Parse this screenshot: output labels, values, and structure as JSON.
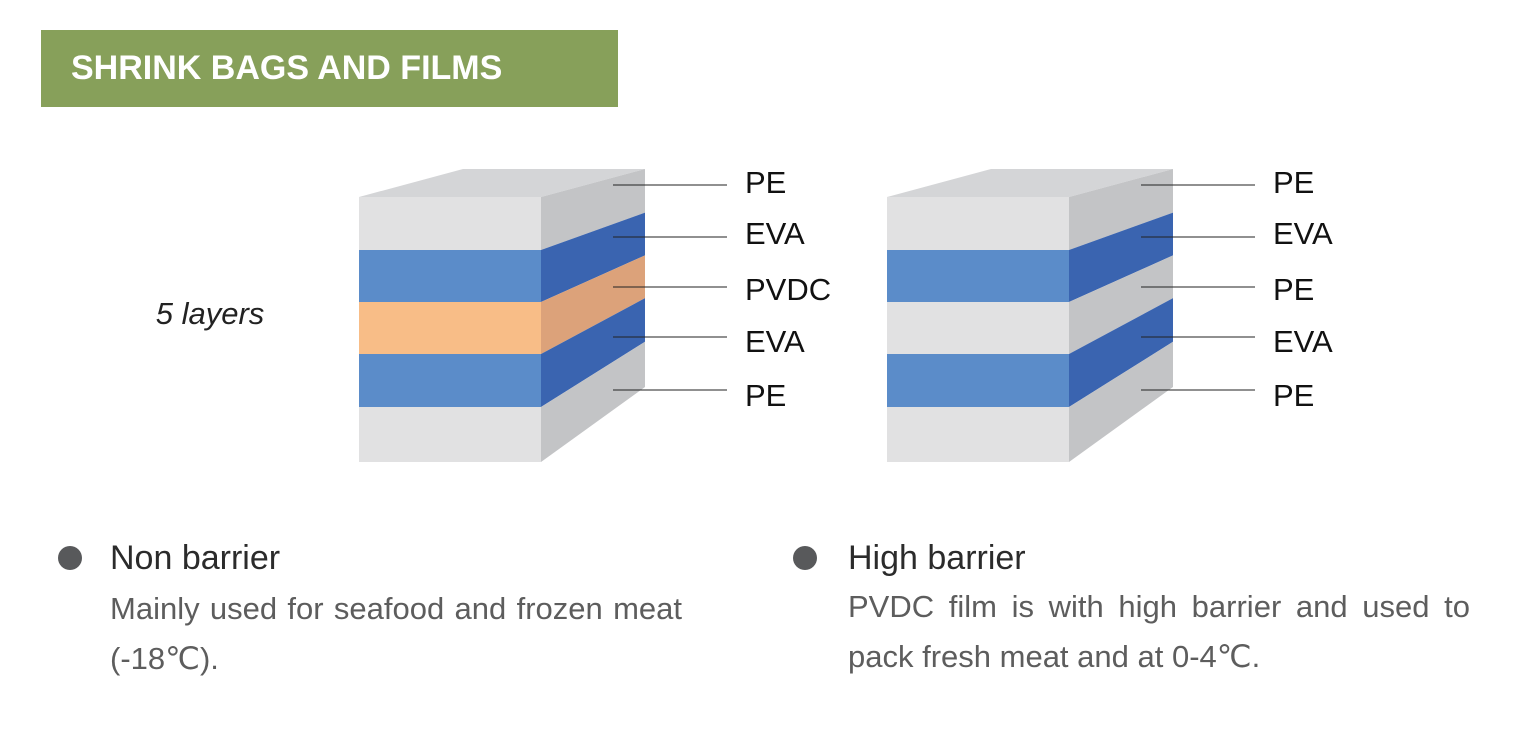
{
  "header": {
    "title": "SHRINK BAGS AND FILMS"
  },
  "side_label": "5 layers",
  "diagrams": [
    {
      "layers": [
        "PE",
        "EVA",
        "PVDC",
        "EVA",
        "PE"
      ]
    },
    {
      "layers": [
        "PE",
        "EVA",
        "PE",
        "EVA",
        "PE"
      ]
    }
  ],
  "bullets": [
    {
      "title": "Non barrier",
      "description": "Mainly used for seafood and frozen meat (-18℃)."
    },
    {
      "title": "High barrier",
      "description": "PVDC film is with high barrier and used to pack fresh meat and at 0-4℃."
    }
  ]
}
━━━━━━━━━━━━━━━━━━━━━━━━━━━━━━
**What to work on:** Say how many lines of the material contain the word "meat", with no other text.

**Result of the exercise:** 2